__EXERCISE REQUIREMENTS__: In how many lines of the data does the word "Staudamm" appear? Give the number by itself.

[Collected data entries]

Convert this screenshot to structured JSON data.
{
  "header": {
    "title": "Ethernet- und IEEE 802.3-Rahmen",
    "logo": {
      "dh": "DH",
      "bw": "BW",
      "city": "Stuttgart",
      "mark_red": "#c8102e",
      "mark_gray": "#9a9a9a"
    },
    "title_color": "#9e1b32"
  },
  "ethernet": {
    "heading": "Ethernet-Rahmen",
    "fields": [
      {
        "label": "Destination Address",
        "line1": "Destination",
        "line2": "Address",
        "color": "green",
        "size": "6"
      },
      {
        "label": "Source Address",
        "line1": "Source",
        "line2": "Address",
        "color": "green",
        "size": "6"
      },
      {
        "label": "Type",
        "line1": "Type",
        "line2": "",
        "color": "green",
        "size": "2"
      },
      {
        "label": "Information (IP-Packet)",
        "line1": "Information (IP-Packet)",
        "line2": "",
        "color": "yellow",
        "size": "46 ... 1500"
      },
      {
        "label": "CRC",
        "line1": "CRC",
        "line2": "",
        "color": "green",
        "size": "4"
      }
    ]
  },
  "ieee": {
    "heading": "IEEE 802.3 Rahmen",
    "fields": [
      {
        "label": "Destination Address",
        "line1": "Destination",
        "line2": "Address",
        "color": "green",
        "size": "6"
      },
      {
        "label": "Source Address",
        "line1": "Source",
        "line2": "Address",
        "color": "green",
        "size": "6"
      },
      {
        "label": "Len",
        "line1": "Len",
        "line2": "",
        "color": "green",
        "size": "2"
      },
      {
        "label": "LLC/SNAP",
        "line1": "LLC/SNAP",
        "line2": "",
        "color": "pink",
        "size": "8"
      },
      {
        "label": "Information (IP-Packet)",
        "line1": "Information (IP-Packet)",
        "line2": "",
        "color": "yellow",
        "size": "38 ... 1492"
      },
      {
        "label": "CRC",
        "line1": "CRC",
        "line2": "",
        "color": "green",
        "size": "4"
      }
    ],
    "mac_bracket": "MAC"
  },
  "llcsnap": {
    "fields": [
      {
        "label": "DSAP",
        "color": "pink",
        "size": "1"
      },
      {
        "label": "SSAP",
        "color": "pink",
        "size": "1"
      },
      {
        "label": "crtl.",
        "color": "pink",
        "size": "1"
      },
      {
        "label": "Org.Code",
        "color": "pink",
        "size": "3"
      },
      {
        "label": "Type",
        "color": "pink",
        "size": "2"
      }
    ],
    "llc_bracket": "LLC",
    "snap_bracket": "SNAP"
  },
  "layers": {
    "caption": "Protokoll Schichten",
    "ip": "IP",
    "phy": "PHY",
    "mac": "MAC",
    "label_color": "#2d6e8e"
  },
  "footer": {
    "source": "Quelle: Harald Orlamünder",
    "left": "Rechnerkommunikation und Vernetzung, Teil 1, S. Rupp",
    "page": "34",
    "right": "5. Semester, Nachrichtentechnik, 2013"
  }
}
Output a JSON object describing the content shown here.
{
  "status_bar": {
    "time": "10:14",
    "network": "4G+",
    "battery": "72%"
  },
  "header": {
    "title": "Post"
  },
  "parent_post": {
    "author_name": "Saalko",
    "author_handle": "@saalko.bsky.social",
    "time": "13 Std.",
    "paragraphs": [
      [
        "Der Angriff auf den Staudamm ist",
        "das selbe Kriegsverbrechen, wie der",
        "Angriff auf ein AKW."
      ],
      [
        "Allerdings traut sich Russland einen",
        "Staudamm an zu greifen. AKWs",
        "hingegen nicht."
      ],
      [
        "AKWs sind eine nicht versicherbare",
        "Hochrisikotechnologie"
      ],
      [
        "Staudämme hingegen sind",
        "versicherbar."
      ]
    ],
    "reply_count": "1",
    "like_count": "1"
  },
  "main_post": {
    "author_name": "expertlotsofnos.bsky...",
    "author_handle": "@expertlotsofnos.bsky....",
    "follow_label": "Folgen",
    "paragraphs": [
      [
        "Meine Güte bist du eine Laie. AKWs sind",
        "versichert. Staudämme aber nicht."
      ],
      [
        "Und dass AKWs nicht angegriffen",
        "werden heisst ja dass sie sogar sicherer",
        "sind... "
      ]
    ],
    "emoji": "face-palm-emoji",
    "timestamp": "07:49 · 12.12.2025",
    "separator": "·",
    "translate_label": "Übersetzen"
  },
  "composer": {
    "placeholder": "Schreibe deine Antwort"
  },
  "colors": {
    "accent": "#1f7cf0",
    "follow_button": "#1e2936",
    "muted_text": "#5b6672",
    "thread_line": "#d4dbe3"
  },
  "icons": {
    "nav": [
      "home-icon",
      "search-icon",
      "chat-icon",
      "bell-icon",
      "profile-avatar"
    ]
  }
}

__EXERCISE ANSWER__: 2